_Objective_
Can you write out all the lines word for word, with no pictures?

_Records for the exercise_

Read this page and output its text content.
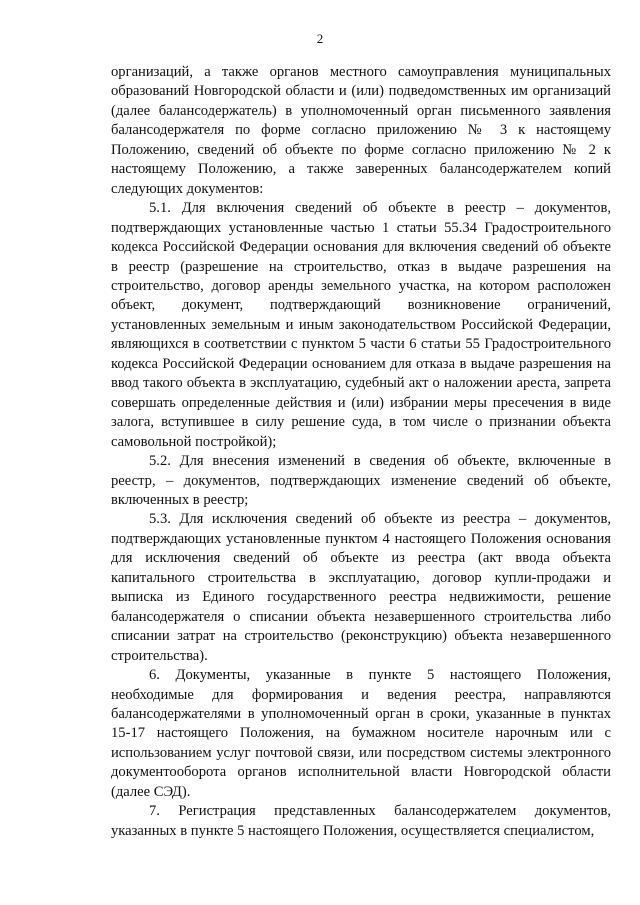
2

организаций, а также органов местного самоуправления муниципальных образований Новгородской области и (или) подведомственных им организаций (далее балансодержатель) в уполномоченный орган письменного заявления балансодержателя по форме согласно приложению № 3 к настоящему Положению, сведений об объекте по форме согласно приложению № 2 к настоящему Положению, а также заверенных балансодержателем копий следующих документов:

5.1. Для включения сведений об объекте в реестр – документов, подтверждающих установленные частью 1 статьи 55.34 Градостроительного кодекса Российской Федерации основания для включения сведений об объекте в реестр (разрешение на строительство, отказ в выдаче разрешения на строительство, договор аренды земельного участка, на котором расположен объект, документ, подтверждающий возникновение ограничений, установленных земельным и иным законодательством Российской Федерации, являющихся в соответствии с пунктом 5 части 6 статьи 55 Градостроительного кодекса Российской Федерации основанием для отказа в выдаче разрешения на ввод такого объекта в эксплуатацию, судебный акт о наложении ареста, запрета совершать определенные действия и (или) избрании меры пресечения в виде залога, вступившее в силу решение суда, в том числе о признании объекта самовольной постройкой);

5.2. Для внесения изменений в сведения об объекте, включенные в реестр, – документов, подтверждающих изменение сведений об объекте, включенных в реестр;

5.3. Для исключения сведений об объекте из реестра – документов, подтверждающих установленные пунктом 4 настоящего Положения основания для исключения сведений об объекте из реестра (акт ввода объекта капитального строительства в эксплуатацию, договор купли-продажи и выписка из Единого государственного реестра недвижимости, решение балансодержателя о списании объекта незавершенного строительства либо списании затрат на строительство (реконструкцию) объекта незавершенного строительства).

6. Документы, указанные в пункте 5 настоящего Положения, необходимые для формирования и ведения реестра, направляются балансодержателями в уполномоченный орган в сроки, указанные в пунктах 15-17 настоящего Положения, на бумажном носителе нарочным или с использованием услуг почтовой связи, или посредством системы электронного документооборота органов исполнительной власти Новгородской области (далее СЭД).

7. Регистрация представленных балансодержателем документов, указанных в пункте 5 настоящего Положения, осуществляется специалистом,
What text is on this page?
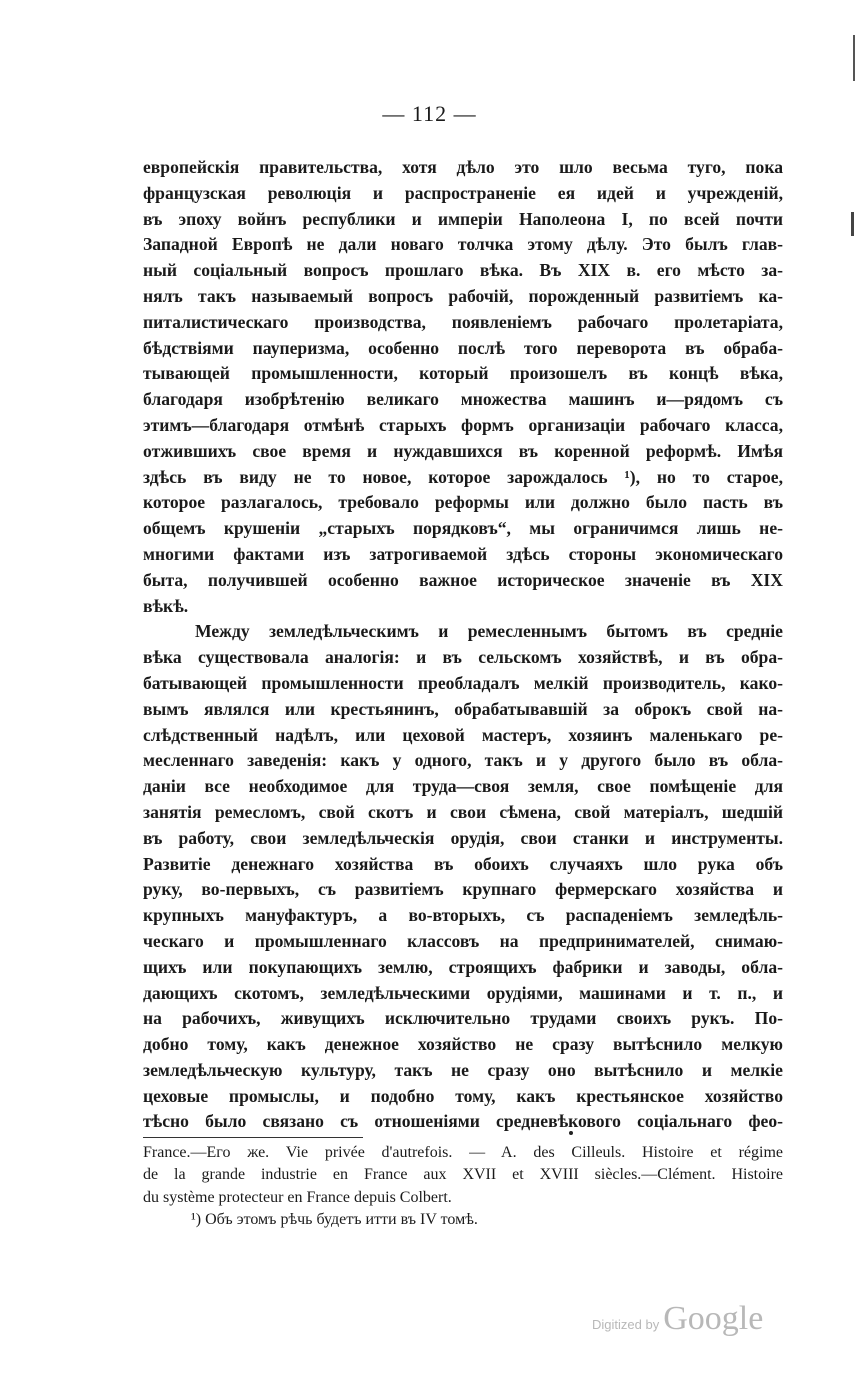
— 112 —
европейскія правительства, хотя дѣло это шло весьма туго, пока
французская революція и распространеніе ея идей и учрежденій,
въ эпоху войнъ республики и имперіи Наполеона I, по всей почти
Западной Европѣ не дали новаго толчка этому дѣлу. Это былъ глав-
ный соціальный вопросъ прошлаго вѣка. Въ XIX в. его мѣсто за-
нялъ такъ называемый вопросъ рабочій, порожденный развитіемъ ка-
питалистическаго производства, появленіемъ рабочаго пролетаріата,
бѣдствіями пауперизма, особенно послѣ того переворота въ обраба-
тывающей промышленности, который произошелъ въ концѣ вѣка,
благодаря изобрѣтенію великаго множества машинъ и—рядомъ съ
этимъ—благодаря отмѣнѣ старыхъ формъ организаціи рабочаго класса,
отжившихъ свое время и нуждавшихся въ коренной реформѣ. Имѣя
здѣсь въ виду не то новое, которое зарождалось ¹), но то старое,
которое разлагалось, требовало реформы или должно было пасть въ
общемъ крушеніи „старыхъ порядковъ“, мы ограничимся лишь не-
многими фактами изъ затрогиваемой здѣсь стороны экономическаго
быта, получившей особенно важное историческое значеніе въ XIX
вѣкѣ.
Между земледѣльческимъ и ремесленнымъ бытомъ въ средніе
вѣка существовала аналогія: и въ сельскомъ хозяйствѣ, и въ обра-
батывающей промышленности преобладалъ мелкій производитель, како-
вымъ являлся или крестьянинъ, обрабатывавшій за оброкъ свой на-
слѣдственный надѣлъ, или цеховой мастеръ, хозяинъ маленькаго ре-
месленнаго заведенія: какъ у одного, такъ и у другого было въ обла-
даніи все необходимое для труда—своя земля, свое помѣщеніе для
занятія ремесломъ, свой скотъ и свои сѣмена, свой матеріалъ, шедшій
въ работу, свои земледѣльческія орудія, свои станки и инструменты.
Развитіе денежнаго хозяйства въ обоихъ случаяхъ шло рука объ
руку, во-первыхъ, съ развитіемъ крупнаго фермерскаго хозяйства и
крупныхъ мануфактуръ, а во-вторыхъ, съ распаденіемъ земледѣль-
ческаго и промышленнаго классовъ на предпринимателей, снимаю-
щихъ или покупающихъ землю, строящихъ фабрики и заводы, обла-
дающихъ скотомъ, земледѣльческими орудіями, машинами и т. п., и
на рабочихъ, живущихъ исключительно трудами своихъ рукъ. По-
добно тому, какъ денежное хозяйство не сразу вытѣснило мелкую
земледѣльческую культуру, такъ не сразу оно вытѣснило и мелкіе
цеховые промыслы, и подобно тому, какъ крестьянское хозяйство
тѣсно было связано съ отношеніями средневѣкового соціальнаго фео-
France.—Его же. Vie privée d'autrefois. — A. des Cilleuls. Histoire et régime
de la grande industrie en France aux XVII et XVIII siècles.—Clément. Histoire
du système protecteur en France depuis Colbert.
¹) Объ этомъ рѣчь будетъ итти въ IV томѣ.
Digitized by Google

_Answer to this problem_
Read this page and output its text content.
2

организаций, а также органов местного самоуправления муниципальных образований Новгородской области и (или) подведомственных им организаций (далее балансодержатель) в уполномоченный орган письменного заявления балансодержателя по форме согласно приложению № 3 к настоящему Положению, сведений об объекте по форме согласно приложению № 2 к настоящему Положению, а также заверенных балансодержателем копий следующих документов:

5.1. Для включения сведений об объекте в реестр – документов, подтверждающих установленные частью 1 статьи 55.34 Градостроительного кодекса Российской Федерации основания для включения сведений об объекте в реестр (разрешение на строительство, отказ в выдаче разрешения на строительство, договор аренды земельного участка, на котором расположен объект, документ, подтверждающий возникновение ограничений, установленных земельным и иным законодательством Российской Федерации, являющихся в соответствии с пунктом 5 части 6 статьи 55 Градостроительного кодекса Российской Федерации основанием для отказа в выдаче разрешения на ввод такого объекта в эксплуатацию, судебный акт о наложении ареста, запрета совершать определенные действия и (или) избрании меры пресечения в виде залога, вступившее в силу решение суда, в том числе о признании объекта самовольной постройкой);

5.2. Для внесения изменений в сведения об объекте, включенные в реестр, – документов, подтверждающих изменение сведений об объекте, включенных в реестр;

5.3. Для исключения сведений об объекте из реестра – документов, подтверждающих установленные пунктом 4 настоящего Положения основания для исключения сведений об объекте из реестра (акт ввода объекта капитального строительства в эксплуатацию, договор купли-продажи и выписка из Единого государственного реестра недвижимости, решение балансодержателя о списании объекта незавершенного строительства либо списании затрат на строительство (реконструкцию) объекта незавершенного строительства).

6. Документы, указанные в пункте 5 настоящего Положения, необходимые для формирования и ведения реестра, направляются балансодержателями в уполномоченный орган в сроки, указанные в пунктах 15-17 настоящего Положения, на бумажном носителе нарочным или с использованием услуг почтовой связи, или посредством системы электронного документооборота органов исполнительной власти Новгородской области (далее СЭД).

7. Регистрация представленных балансодержателем документов, указанных в пункте 5 настоящего Положения, осуществляется специалистом,
What text is on this page?
— 112 —
европейскія правительства, хотя дѣло это шло весьма туго, пока
французская революція и распространеніе ея идей и учрежденій,
въ эпоху войнъ республики и имперіи Наполеона I, по всей почти
Западной Европѣ не дали новаго толчка этому дѣлу. Это былъ глав-
ный соціальный вопросъ прошлаго вѣка. Въ XIX в. его мѣсто за-
нялъ такъ называемый вопросъ рабочій, порожденный развитіемъ ка-
питалистическаго производства, появленіемъ рабочаго пролетаріата,
бѣдствіями пауперизма, особенно послѣ того переворота въ обраба-
тывающей промышленности, который произошелъ въ концѣ вѣка,
благодаря изобрѣтенію великаго множества машинъ и—рядомъ съ
этимъ—благодаря отмѣнѣ старыхъ формъ организаціи рабочаго класса,
отжившихъ свое время и нуждавшихся въ коренной реформѣ. Имѣя
здѣсь въ виду не то новое, которое зарождалось ¹), но то старое,
которое разлагалось, требовало реформы или должно было пасть въ
общемъ крушеніи „старыхъ порядковъ“, мы ограничимся лишь не-
многими фактами изъ затрогиваемой здѣсь стороны экономическаго
быта, получившей особенно важное историческое значеніе въ XIX
вѣкѣ.
Между земледѣльческимъ и ремесленнымъ бытомъ въ средніе
вѣка существовала аналогія: и въ сельскомъ хозяйствѣ, и въ обра-
батывающей промышленности преобладалъ мелкій производитель, како-
вымъ являлся или крестьянинъ, обрабатывавшій за оброкъ свой на-
слѣдственный надѣлъ, или цеховой мастеръ, хозяинъ маленькаго ре-
месленнаго заведенія: какъ у одного, такъ и у другого было въ обла-
даніи все необходимое для труда—своя земля, свое помѣщеніе для
занятія ремесломъ, свой скотъ и свои сѣмена, свой матеріалъ, шедшій
въ работу, свои земледѣльческія орудія, свои станки и инструменты.
Развитіе денежнаго хозяйства въ обоихъ случаяхъ шло рука объ
руку, во-первыхъ, съ развитіемъ крупнаго фермерскаго хозяйства и
крупныхъ мануфактуръ, а во-вторыхъ, съ распаденіемъ земледѣль-
ческаго и промышленнаго классовъ на предпринимателей, снимаю-
щихъ или покупающихъ землю, строящихъ фабрики и заводы, обла-
дающихъ скотомъ, земледѣльческими орудіями, машинами и т. п., и
на рабочихъ, живущихъ исключительно трудами своихъ рукъ. По-
добно тому, какъ денежное хозяйство не сразу вытѣснило мелкую
земледѣльческую культуру, такъ не сразу оно вытѣснило и мелкіе
цеховые промыслы, и подобно тому, какъ крестьянское хозяйство
тѣсно было связано съ отношеніями средневѣкового соціальнаго фео-
France.—Его же. Vie privée d'autrefois. — A. des Cilleuls. Histoire et régime
de la grande industrie en France aux XVII et XVIII siècles.—Clément. Histoire
du système protecteur en France depuis Colbert.
¹) Объ этомъ рѣчь будетъ итти въ IV томѣ.
Digitized by Google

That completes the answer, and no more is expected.